# [WRITTEN REQUEST]
Output the data that follows exactly, line for line.

# [PROVIDED DATA]
◆ ◆ ◆ ◆ ◆ ◆ ◆

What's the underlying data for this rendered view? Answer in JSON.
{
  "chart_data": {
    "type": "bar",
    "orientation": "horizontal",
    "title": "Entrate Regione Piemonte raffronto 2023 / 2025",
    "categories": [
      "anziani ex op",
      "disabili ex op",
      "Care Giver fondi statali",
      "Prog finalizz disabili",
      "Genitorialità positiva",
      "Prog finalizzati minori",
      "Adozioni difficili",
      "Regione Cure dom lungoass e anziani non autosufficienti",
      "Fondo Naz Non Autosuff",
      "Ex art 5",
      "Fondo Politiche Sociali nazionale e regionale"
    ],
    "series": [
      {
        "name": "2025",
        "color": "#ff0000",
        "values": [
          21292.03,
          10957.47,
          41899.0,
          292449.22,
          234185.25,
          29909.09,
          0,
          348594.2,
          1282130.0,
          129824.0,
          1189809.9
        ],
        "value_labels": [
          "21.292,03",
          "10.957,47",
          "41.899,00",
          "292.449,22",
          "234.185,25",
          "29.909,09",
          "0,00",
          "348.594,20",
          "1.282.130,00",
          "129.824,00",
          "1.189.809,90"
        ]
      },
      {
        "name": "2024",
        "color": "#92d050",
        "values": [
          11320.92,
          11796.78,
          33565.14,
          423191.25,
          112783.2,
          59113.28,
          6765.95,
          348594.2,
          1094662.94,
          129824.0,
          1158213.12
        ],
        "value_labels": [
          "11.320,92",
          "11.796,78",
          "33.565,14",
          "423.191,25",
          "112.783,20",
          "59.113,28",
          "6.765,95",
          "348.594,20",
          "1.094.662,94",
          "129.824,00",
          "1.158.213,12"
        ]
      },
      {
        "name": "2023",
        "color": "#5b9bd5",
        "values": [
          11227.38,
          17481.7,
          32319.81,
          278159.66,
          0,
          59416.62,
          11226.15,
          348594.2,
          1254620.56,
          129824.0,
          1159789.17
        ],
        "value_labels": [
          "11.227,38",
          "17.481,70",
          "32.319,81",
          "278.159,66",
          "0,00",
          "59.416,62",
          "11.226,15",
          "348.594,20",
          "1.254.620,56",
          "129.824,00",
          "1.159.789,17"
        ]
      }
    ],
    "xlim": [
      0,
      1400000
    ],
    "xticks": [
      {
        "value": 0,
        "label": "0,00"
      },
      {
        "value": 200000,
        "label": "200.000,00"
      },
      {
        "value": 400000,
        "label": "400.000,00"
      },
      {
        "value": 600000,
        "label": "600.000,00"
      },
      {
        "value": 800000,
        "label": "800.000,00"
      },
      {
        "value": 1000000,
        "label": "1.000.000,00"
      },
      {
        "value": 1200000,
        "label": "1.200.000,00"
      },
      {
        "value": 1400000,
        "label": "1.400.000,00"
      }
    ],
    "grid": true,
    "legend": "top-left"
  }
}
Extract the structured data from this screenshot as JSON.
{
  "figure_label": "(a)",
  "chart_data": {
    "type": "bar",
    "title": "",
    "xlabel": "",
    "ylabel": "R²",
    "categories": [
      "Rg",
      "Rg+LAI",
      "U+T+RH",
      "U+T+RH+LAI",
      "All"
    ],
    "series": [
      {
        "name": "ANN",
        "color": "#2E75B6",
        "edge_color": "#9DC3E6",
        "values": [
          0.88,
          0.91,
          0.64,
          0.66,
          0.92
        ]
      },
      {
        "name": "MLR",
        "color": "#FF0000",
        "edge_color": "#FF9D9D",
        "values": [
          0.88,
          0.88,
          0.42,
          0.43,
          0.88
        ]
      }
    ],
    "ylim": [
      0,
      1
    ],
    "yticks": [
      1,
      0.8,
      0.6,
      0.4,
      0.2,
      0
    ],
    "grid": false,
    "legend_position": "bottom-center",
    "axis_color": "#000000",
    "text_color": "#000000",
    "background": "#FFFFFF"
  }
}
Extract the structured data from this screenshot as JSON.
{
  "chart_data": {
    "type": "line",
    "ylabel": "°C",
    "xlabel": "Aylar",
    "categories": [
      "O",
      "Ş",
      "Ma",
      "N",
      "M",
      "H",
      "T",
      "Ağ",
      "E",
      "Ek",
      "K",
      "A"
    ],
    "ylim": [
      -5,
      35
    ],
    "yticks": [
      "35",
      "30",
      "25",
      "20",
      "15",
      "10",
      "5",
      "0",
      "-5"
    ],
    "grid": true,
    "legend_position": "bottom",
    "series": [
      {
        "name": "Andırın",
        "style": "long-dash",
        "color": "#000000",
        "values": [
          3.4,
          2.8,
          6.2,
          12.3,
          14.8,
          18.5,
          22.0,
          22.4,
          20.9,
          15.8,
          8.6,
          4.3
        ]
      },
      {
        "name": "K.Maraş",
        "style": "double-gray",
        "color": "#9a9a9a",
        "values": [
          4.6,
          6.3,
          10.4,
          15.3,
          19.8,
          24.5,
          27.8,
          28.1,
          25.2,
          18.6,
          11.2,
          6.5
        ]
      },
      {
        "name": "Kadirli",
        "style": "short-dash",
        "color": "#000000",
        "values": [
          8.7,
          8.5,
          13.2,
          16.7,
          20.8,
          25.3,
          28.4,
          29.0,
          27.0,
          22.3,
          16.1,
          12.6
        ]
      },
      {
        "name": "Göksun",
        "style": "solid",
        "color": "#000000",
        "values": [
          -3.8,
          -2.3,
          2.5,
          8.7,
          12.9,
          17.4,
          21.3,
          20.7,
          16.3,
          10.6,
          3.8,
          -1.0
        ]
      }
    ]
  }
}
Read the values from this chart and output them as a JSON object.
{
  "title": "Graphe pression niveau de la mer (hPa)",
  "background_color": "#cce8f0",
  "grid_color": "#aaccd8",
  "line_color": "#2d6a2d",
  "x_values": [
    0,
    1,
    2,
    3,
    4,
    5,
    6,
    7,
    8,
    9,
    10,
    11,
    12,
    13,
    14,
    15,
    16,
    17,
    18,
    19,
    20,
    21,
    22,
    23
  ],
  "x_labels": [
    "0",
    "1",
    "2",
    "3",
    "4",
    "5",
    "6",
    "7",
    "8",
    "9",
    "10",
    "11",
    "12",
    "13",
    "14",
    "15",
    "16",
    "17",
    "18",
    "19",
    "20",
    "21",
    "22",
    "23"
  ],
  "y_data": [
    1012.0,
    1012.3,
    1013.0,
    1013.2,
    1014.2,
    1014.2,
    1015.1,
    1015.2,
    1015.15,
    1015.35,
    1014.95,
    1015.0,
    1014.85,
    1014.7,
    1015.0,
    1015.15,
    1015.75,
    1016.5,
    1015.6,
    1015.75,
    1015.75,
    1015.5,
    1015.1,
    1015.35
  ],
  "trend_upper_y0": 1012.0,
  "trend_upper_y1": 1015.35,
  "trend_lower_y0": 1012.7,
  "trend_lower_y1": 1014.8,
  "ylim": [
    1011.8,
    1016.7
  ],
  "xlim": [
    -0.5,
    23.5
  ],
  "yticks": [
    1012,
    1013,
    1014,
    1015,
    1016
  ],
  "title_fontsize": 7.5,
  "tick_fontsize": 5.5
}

◆ ◆ ◆ ◆ ◆ ◆ ◆

# [RESPONSE TO THIS EXERCISE]
What's the underlying data for this rendered view? Answer in JSON.
{
  "chart_data": {
    "type": "bar",
    "orientation": "horizontal",
    "title": "Entrate Regione Piemonte raffronto 2023 / 2025",
    "categories": [
      "anziani ex op",
      "disabili ex op",
      "Care Giver fondi statali",
      "Prog finalizz disabili",
      "Genitorialità positiva",
      "Prog finalizzati minori",
      "Adozioni difficili",
      "Regione Cure dom lungoass e anziani non autosufficienti",
      "Fondo Naz Non Autosuff",
      "Ex art 5",
      "Fondo Politiche Sociali nazionale e regionale"
    ],
    "series": [
      {
        "name": "2025",
        "color": "#ff0000",
        "values": [
          21292.03,
          10957.47,
          41899.0,
          292449.22,
          234185.25,
          29909.09,
          0,
          348594.2,
          1282130.0,
          129824.0,
          1189809.9
        ],
        "value_labels": [
          "21.292,03",
          "10.957,47",
          "41.899,00",
          "292.449,22",
          "234.185,25",
          "29.909,09",
          "0,00",
          "348.594,20",
          "1.282.130,00",
          "129.824,00",
          "1.189.809,90"
        ]
      },
      {
        "name": "2024",
        "color": "#92d050",
        "values": [
          11320.92,
          11796.78,
          33565.14,
          423191.25,
          112783.2,
          59113.28,
          6765.95,
          348594.2,
          1094662.94,
          129824.0,
          1158213.12
        ],
        "value_labels": [
          "11.320,92",
          "11.796,78",
          "33.565,14",
          "423.191,25",
          "112.783,20",
          "59.113,28",
          "6.765,95",
          "348.594,20",
          "1.094.662,94",
          "129.824,00",
          "1.158.213,12"
        ]
      },
      {
        "name": "2023",
        "color": "#5b9bd5",
        "values": [
          11227.38,
          17481.7,
          32319.81,
          278159.66,
          0,
          59416.62,
          11226.15,
          348594.2,
          1254620.56,
          129824.0,
          1159789.17
        ],
        "value_labels": [
          "11.227,38",
          "17.481,70",
          "32.319,81",
          "278.159,66",
          "0,00",
          "59.416,62",
          "11.226,15",
          "348.594,20",
          "1.254.620,56",
          "129.824,00",
          "1.159.789,17"
        ]
      }
    ],
    "xlim": [
      0,
      1400000
    ],
    "xticks": [
      {
        "value": 0,
        "label": "0,00"
      },
      {
        "value": 200000,
        "label": "200.000,00"
      },
      {
        "value": 400000,
        "label": "400.000,00"
      },
      {
        "value": 600000,
        "label": "600.000,00"
      },
      {
        "value": 800000,
        "label": "800.000,00"
      },
      {
        "value": 1000000,
        "label": "1.000.000,00"
      },
      {
        "value": 1200000,
        "label": "1.200.000,00"
      },
      {
        "value": 1400000,
        "label": "1.400.000,00"
      }
    ],
    "grid": true,
    "legend": "top-left"
  }
}
Extract the structured data from this screenshot as JSON.
{
  "figure_label": "(a)",
  "chart_data": {
    "type": "bar",
    "title": "",
    "xlabel": "",
    "ylabel": "R²",
    "categories": [
      "Rg",
      "Rg+LAI",
      "U+T+RH",
      "U+T+RH+LAI",
      "All"
    ],
    "series": [
      {
        "name": "ANN",
        "color": "#2E75B6",
        "edge_color": "#9DC3E6",
        "values": [
          0.88,
          0.91,
          0.64,
          0.66,
          0.92
        ]
      },
      {
        "name": "MLR",
        "color": "#FF0000",
        "edge_color": "#FF9D9D",
        "values": [
          0.88,
          0.88,
          0.42,
          0.43,
          0.88
        ]
      }
    ],
    "ylim": [
      0,
      1
    ],
    "yticks": [
      1,
      0.8,
      0.6,
      0.4,
      0.2,
      0
    ],
    "grid": false,
    "legend_position": "bottom-center",
    "axis_color": "#000000",
    "text_color": "#000000",
    "background": "#FFFFFF"
  }
}
Extract the structured data from this screenshot as JSON.
{
  "chart_data": {
    "type": "line",
    "ylabel": "°C",
    "xlabel": "Aylar",
    "categories": [
      "O",
      "Ş",
      "Ma",
      "N",
      "M",
      "H",
      "T",
      "Ağ",
      "E",
      "Ek",
      "K",
      "A"
    ],
    "ylim": [
      -5,
      35
    ],
    "yticks": [
      "35",
      "30",
      "25",
      "20",
      "15",
      "10",
      "5",
      "0",
      "-5"
    ],
    "grid": true,
    "legend_position": "bottom",
    "series": [
      {
        "name": "Andırın",
        "style": "long-dash",
        "color": "#000000",
        "values": [
          3.4,
          2.8,
          6.2,
          12.3,
          14.8,
          18.5,
          22.0,
          22.4,
          20.9,
          15.8,
          8.6,
          4.3
        ]
      },
      {
        "name": "K.Maraş",
        "style": "double-gray",
        "color": "#9a9a9a",
        "values": [
          4.6,
          6.3,
          10.4,
          15.3,
          19.8,
          24.5,
          27.8,
          28.1,
          25.2,
          18.6,
          11.2,
          6.5
        ]
      },
      {
        "name": "Kadirli",
        "style": "short-dash",
        "color": "#000000",
        "values": [
          8.7,
          8.5,
          13.2,
          16.7,
          20.8,
          25.3,
          28.4,
          29.0,
          27.0,
          22.3,
          16.1,
          12.6
        ]
      },
      {
        "name": "Göksun",
        "style": "solid",
        "color": "#000000",
        "values": [
          -3.8,
          -2.3,
          2.5,
          8.7,
          12.9,
          17.4,
          21.3,
          20.7,
          16.3,
          10.6,
          3.8,
          -1.0
        ]
      }
    ]
  }
}
Read the values from this chart and output them as a JSON object.
{
  "title": "Graphe pression niveau de la mer (hPa)",
  "background_color": "#cce8f0",
  "grid_color": "#aaccd8",
  "line_color": "#2d6a2d",
  "x_values": [
    0,
    1,
    2,
    3,
    4,
    5,
    6,
    7,
    8,
    9,
    10,
    11,
    12,
    13,
    14,
    15,
    16,
    17,
    18,
    19,
    20,
    21,
    22,
    23
  ],
  "x_labels": [
    "0",
    "1",
    "2",
    "3",
    "4",
    "5",
    "6",
    "7",
    "8",
    "9",
    "10",
    "11",
    "12",
    "13",
    "14",
    "15",
    "16",
    "17",
    "18",
    "19",
    "20",
    "21",
    "22",
    "23"
  ],
  "y_data": [
    1012.0,
    1012.3,
    1013.0,
    1013.2,
    1014.2,
    1014.2,
    1015.1,
    1015.2,
    1015.15,
    1015.35,
    1014.95,
    1015.0,
    1014.85,
    1014.7,
    1015.0,
    1015.15,
    1015.75,
    1016.5,
    1015.6,
    1015.75,
    1015.75,
    1015.5,
    1015.1,
    1015.35
  ],
  "trend_upper_y0": 1012.0,
  "trend_upper_y1": 1015.35,
  "trend_lower_y0": 1012.7,
  "trend_lower_y1": 1014.8,
  "ylim": [
    1011.8,
    1016.7
  ],
  "xlim": [
    -0.5,
    23.5
  ],
  "yticks": [
    1012,
    1013,
    1014,
    1015,
    1016
  ],
  "title_fontsize": 7.5,
  "tick_fontsize": 5.5
}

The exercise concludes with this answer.